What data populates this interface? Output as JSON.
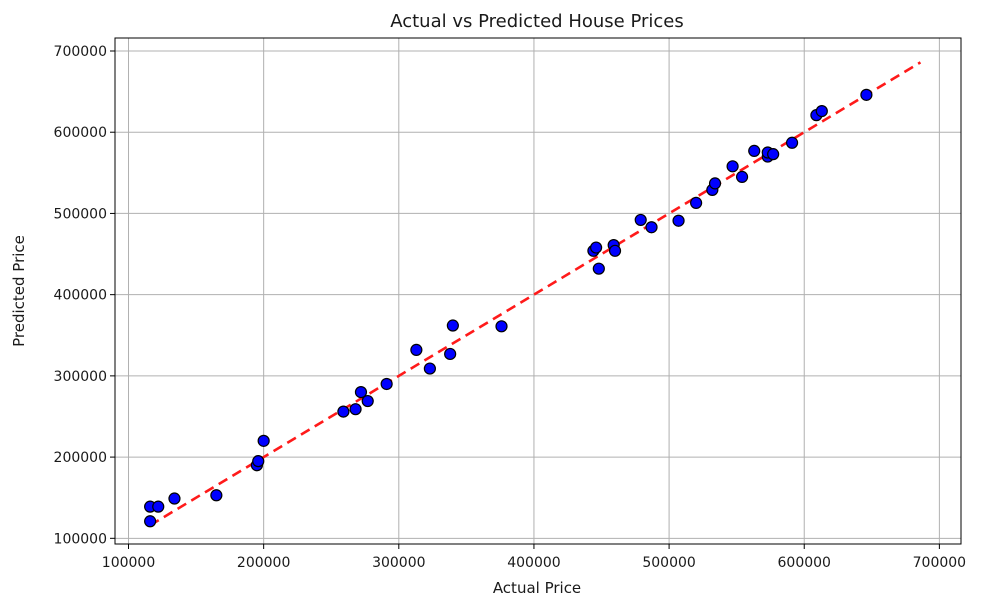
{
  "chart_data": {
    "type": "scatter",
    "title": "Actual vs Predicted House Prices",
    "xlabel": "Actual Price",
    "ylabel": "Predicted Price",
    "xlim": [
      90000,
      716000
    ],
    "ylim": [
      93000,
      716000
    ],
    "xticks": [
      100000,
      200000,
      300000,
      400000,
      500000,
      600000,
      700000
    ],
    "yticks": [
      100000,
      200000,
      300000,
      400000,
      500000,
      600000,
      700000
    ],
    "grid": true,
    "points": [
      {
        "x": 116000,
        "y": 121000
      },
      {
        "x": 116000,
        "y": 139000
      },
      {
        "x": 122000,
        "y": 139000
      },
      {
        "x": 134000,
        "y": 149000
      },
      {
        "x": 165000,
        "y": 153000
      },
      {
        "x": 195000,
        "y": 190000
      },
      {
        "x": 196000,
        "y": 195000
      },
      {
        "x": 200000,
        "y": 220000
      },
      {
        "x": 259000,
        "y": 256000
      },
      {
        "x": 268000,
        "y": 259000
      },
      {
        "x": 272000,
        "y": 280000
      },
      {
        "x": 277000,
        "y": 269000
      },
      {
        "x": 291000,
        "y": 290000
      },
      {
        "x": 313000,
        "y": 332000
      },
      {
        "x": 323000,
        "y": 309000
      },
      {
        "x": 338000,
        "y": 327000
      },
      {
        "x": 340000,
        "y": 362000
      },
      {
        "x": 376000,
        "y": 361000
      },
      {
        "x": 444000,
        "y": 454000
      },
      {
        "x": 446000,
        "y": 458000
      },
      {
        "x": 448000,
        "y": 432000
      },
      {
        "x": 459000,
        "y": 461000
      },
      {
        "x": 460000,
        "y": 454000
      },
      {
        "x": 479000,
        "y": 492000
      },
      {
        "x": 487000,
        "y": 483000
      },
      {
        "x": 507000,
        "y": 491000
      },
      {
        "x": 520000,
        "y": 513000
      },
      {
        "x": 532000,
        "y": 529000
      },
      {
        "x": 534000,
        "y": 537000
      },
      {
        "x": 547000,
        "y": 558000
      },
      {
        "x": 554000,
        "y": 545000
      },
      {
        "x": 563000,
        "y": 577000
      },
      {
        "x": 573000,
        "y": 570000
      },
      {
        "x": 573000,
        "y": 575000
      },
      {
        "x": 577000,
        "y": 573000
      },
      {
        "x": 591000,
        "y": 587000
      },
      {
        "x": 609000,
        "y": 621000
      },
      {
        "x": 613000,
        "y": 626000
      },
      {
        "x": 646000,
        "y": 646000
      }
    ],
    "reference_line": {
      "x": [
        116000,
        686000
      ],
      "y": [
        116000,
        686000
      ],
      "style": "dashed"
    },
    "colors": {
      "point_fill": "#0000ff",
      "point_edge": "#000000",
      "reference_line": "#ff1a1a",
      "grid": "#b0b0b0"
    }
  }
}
---
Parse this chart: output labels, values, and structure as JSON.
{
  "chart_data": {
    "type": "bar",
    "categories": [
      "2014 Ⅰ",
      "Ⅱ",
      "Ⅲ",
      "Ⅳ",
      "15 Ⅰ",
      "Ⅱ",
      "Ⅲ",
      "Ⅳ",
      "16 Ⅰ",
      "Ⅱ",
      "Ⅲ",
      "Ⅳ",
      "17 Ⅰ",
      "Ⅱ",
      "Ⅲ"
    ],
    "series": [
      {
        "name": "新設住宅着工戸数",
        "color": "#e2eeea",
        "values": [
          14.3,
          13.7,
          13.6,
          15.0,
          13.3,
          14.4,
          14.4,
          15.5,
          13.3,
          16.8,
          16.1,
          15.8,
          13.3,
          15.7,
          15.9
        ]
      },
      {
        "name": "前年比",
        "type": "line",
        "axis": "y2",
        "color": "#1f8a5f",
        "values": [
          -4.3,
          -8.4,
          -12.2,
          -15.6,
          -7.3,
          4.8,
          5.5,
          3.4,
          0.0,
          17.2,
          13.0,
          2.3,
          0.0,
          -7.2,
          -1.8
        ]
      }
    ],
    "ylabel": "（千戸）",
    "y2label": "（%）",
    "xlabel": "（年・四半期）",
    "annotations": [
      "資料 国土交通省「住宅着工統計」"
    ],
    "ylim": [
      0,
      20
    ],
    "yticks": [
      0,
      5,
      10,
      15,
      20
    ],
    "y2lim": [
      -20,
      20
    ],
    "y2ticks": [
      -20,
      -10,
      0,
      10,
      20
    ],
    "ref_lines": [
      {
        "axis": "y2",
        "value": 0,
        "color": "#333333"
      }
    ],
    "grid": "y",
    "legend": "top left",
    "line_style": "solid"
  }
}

To do:
Using the listing above, pick out each line that contains the word "Actual", then copy it.

Written response:
    "title": "Actual vs Predicted House Prices",
    "xlabel": "Actual Price",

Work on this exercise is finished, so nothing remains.